> **Requirement**
Every entry that follows needs to be repeated exactly.
====== Task inputs ======
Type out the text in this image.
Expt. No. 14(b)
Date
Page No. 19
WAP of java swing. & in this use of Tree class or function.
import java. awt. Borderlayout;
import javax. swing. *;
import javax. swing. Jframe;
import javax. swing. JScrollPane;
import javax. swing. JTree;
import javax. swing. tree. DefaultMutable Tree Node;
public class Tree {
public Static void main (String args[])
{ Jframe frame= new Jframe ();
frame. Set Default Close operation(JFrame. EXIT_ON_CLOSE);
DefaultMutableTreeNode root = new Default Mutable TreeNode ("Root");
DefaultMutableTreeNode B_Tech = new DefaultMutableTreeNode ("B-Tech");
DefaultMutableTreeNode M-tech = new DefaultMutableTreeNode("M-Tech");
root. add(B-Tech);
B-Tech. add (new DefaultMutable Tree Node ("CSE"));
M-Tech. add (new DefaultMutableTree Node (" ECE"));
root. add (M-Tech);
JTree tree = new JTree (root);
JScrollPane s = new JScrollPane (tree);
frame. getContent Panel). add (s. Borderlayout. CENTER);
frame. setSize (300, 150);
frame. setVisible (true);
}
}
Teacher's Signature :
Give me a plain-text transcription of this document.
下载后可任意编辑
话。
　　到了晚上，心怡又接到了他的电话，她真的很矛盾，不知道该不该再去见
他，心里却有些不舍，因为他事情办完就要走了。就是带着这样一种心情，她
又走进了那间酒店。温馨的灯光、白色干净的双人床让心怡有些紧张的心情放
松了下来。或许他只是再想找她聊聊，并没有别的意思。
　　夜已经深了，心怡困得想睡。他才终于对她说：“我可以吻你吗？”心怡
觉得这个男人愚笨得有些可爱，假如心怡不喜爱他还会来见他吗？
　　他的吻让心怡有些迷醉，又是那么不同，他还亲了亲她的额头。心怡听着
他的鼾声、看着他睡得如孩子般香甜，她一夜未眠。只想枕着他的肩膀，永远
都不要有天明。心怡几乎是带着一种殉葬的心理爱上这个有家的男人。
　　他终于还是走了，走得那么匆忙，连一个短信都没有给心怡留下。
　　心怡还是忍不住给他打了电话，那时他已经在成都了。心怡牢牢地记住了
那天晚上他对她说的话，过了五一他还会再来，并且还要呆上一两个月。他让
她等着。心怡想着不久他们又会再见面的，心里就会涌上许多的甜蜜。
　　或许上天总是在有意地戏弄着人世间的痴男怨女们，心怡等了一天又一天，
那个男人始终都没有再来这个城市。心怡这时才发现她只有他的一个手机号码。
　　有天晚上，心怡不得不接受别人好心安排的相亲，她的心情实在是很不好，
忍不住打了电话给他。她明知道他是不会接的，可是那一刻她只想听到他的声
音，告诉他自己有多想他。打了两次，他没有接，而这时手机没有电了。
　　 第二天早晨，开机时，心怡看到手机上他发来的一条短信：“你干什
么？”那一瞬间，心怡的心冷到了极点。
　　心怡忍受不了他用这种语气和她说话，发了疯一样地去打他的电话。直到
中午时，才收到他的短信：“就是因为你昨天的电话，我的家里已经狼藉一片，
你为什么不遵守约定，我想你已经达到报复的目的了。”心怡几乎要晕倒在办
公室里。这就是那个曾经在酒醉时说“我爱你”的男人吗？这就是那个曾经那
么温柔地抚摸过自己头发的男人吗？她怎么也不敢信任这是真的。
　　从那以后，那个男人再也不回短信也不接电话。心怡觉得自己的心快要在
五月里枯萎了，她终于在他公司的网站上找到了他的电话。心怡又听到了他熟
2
======
> **Written response**
Type out the text in this image.
Expt. No. 14(b)
Date
Page No. 19
WAP of java swing. & in this use of Tree class or function.
import java. awt. Borderlayout;
import javax. swing. *;
import javax. swing. Jframe;
import javax. swing. JScrollPane;
import javax. swing. JTree;
import javax. swing. tree. DefaultMutable Tree Node;
public class Tree {
public Static void main (String args[])
{ Jframe frame= new Jframe ();
frame. Set Default Close operation(JFrame. EXIT_ON_CLOSE);
DefaultMutableTreeNode root = new Default Mutable TreeNode ("Root");
DefaultMutableTreeNode B_Tech = new DefaultMutableTreeNode ("B-Tech");
DefaultMutableTreeNode M-tech = new DefaultMutableTreeNode("M-Tech");
root. add(B-Tech);
B-Tech. add (new DefaultMutable Tree Node ("CSE"));
M-Tech. add (new DefaultMutableTree Node (" ECE"));
root. add (M-Tech);
JTree tree = new JTree (root);
JScrollPane s = new JScrollPane (tree);
frame. getContent Panel). add (s. Borderlayout. CENTER);
frame. setSize (300, 150);
frame. setVisible (true);
}
}
Teacher's Signature :
Give me a plain-text transcription of this document.
下载后可任意编辑
话。
　　到了晚上，心怡又接到了他的电话，她真的很矛盾，不知道该不该再去见
他，心里却有些不舍，因为他事情办完就要走了。就是带着这样一种心情，她
又走进了那间酒店。温馨的灯光、白色干净的双人床让心怡有些紧张的心情放
松了下来。或许他只是再想找她聊聊，并没有别的意思。
　　夜已经深了，心怡困得想睡。他才终于对她说：“我可以吻你吗？”心怡
觉得这个男人愚笨得有些可爱，假如心怡不喜爱他还会来见他吗？
　　他的吻让心怡有些迷醉，又是那么不同，他还亲了亲她的额头。心怡听着
他的鼾声、看着他睡得如孩子般香甜，她一夜未眠。只想枕着他的肩膀，永远
都不要有天明。心怡几乎是带着一种殉葬的心理爱上这个有家的男人。
　　他终于还是走了，走得那么匆忙，连一个短信都没有给心怡留下。
　　心怡还是忍不住给他打了电话，那时他已经在成都了。心怡牢牢地记住了
那天晚上他对她说的话，过了五一他还会再来，并且还要呆上一两个月。他让
她等着。心怡想着不久他们又会再见面的，心里就会涌上许多的甜蜜。
　　或许上天总是在有意地戏弄着人世间的痴男怨女们，心怡等了一天又一天，
那个男人始终都没有再来这个城市。心怡这时才发现她只有他的一个手机号码。
　　有天晚上，心怡不得不接受别人好心安排的相亲，她的心情实在是很不好，
忍不住打了电话给他。她明知道他是不会接的，可是那一刻她只想听到他的声
音，告诉他自己有多想他。打了两次，他没有接，而这时手机没有电了。
　　 第二天早晨，开机时，心怡看到手机上他发来的一条短信：“你干什
么？”那一瞬间，心怡的心冷到了极点。
　　心怡忍受不了他用这种语气和她说话，发了疯一样地去打他的电话。直到
中午时，才收到他的短信：“就是因为你昨天的电话，我的家里已经狼藉一片，
你为什么不遵守约定，我想你已经达到报复的目的了。”心怡几乎要晕倒在办
公室里。这就是那个曾经在酒醉时说“我爱你”的男人吗？这就是那个曾经那
么温柔地抚摸过自己头发的男人吗？她怎么也不敢信任这是真的。
　　从那以后，那个男人再也不回短信也不接电话。心怡觉得自己的心快要在
五月里枯萎了，她终于在他公司的网站上找到了他的电话。心怡又听到了他熟
2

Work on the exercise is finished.